--- BEGIN Data section ---
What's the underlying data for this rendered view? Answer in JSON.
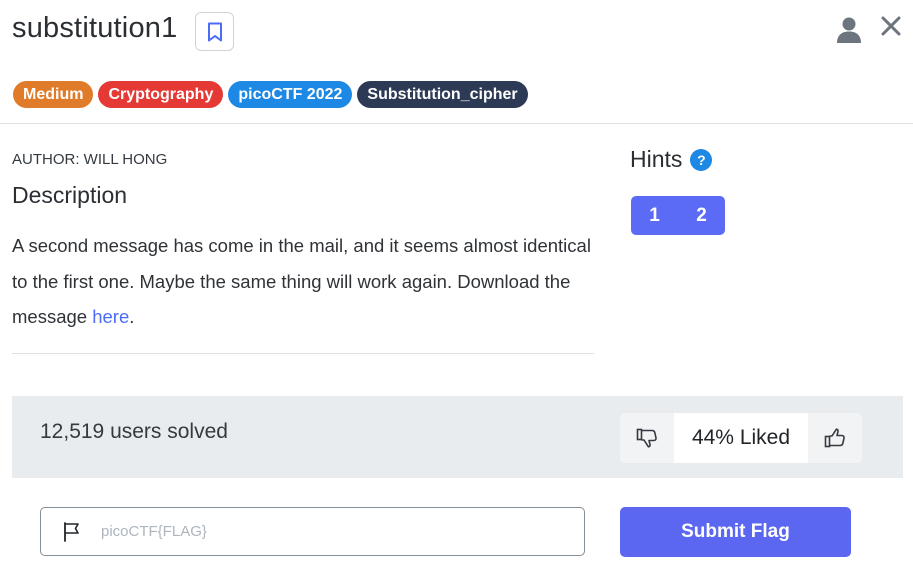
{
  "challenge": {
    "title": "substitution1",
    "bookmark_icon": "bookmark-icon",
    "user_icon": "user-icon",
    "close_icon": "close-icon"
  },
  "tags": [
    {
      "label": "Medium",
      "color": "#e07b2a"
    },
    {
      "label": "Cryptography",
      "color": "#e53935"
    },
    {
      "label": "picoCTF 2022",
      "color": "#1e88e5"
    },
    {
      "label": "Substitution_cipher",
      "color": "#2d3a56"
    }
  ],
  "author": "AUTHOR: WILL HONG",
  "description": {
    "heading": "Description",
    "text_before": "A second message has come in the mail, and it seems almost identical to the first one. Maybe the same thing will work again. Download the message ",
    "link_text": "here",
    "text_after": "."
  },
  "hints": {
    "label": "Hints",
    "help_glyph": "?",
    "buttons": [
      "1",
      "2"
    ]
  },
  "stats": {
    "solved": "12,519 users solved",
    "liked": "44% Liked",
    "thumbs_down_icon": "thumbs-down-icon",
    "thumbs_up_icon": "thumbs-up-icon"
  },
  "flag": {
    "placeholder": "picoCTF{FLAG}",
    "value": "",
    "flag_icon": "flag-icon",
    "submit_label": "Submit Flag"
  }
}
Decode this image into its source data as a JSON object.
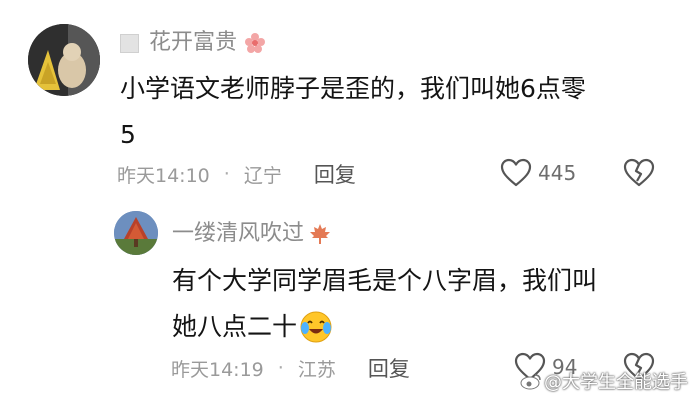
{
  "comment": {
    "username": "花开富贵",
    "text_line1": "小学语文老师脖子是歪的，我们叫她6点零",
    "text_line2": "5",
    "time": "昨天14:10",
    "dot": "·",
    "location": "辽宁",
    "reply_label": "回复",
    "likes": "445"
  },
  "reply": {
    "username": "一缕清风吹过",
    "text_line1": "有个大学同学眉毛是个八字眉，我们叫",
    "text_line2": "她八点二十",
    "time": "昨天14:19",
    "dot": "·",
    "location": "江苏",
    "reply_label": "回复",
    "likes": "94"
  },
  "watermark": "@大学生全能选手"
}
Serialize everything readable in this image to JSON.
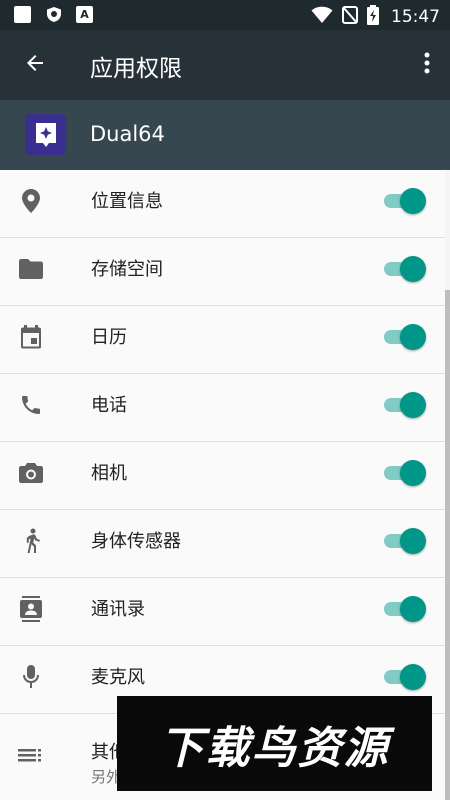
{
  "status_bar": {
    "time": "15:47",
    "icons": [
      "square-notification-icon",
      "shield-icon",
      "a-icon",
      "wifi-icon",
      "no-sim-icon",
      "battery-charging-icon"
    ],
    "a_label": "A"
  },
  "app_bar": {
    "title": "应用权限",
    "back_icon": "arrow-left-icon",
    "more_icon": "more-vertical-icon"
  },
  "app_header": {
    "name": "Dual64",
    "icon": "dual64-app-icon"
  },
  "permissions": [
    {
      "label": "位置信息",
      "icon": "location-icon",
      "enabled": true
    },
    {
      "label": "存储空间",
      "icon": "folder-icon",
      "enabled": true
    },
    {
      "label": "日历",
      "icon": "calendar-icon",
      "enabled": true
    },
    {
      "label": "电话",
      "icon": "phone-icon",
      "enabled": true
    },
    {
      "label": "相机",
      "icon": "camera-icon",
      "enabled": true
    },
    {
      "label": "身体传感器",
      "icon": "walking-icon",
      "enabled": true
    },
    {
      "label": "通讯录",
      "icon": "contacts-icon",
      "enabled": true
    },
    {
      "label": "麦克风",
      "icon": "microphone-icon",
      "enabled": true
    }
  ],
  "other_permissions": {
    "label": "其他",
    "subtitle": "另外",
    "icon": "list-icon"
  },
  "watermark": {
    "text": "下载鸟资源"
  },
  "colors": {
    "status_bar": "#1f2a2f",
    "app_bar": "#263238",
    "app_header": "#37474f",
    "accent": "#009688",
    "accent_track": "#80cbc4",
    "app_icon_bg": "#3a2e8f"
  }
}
--- END Data section ---
- Goal -
What you return should match the records above word for word, minus the pictures.

- Solution to this exercise -
What's the underlying data for this rendered view? Answer in JSON.
{
  "challenge": {
    "title": "substitution1",
    "bookmark_icon": "bookmark-icon",
    "user_icon": "user-icon",
    "close_icon": "close-icon"
  },
  "tags": [
    {
      "label": "Medium",
      "color": "#e07b2a"
    },
    {
      "label": "Cryptography",
      "color": "#e53935"
    },
    {
      "label": "picoCTF 2022",
      "color": "#1e88e5"
    },
    {
      "label": "Substitution_cipher",
      "color": "#2d3a56"
    }
  ],
  "author": "AUTHOR: WILL HONG",
  "description": {
    "heading": "Description",
    "text_before": "A second message has come in the mail, and it seems almost identical to the first one. Maybe the same thing will work again. Download the message ",
    "link_text": "here",
    "text_after": "."
  },
  "hints": {
    "label": "Hints",
    "help_glyph": "?",
    "buttons": [
      "1",
      "2"
    ]
  },
  "stats": {
    "solved": "12,519 users solved",
    "liked": "44% Liked",
    "thumbs_down_icon": "thumbs-down-icon",
    "thumbs_up_icon": "thumbs-up-icon"
  },
  "flag": {
    "placeholder": "picoCTF{FLAG}",
    "value": "",
    "flag_icon": "flag-icon",
    "submit_label": "Submit Flag"
  }
}
Decode this image into its source data as a JSON object.
{
  "comment": {
    "username": "花开富贵",
    "text_line1": "小学语文老师脖子是歪的，我们叫她6点零",
    "text_line2": "5",
    "time": "昨天14:10",
    "dot": "·",
    "location": "辽宁",
    "reply_label": "回复",
    "likes": "445"
  },
  "reply": {
    "username": "一缕清风吹过",
    "text_line1": "有个大学同学眉毛是个八字眉，我们叫",
    "text_line2": "她八点二十",
    "time": "昨天14:19",
    "dot": "·",
    "location": "江苏",
    "reply_label": "回复",
    "likes": "94"
  },
  "watermark": "@大学生全能选手"
}
Serialize everything readable in this image to JSON.
{
  "status_bar": {
    "time": "15:47",
    "icons": [
      "square-notification-icon",
      "shield-icon",
      "a-icon",
      "wifi-icon",
      "no-sim-icon",
      "battery-charging-icon"
    ],
    "a_label": "A"
  },
  "app_bar": {
    "title": "应用权限",
    "back_icon": "arrow-left-icon",
    "more_icon": "more-vertical-icon"
  },
  "app_header": {
    "name": "Dual64",
    "icon": "dual64-app-icon"
  },
  "permissions": [
    {
      "label": "位置信息",
      "icon": "location-icon",
      "enabled": true
    },
    {
      "label": "存储空间",
      "icon": "folder-icon",
      "enabled": true
    },
    {
      "label": "日历",
      "icon": "calendar-icon",
      "enabled": true
    },
    {
      "label": "电话",
      "icon": "phone-icon",
      "enabled": true
    },
    {
      "label": "相机",
      "icon": "camera-icon",
      "enabled": true
    },
    {
      "label": "身体传感器",
      "icon": "walking-icon",
      "enabled": true
    },
    {
      "label": "通讯录",
      "icon": "contacts-icon",
      "enabled": true
    },
    {
      "label": "麦克风",
      "icon": "microphone-icon",
      "enabled": true
    }
  ],
  "other_permissions": {
    "label": "其他",
    "subtitle": "另外",
    "icon": "list-icon"
  },
  "watermark": {
    "text": "下载鸟资源"
  },
  "colors": {
    "status_bar": "#1f2a2f",
    "app_bar": "#263238",
    "app_header": "#37474f",
    "accent": "#009688",
    "accent_track": "#80cbc4",
    "app_icon_bg": "#3a2e8f"
  }
}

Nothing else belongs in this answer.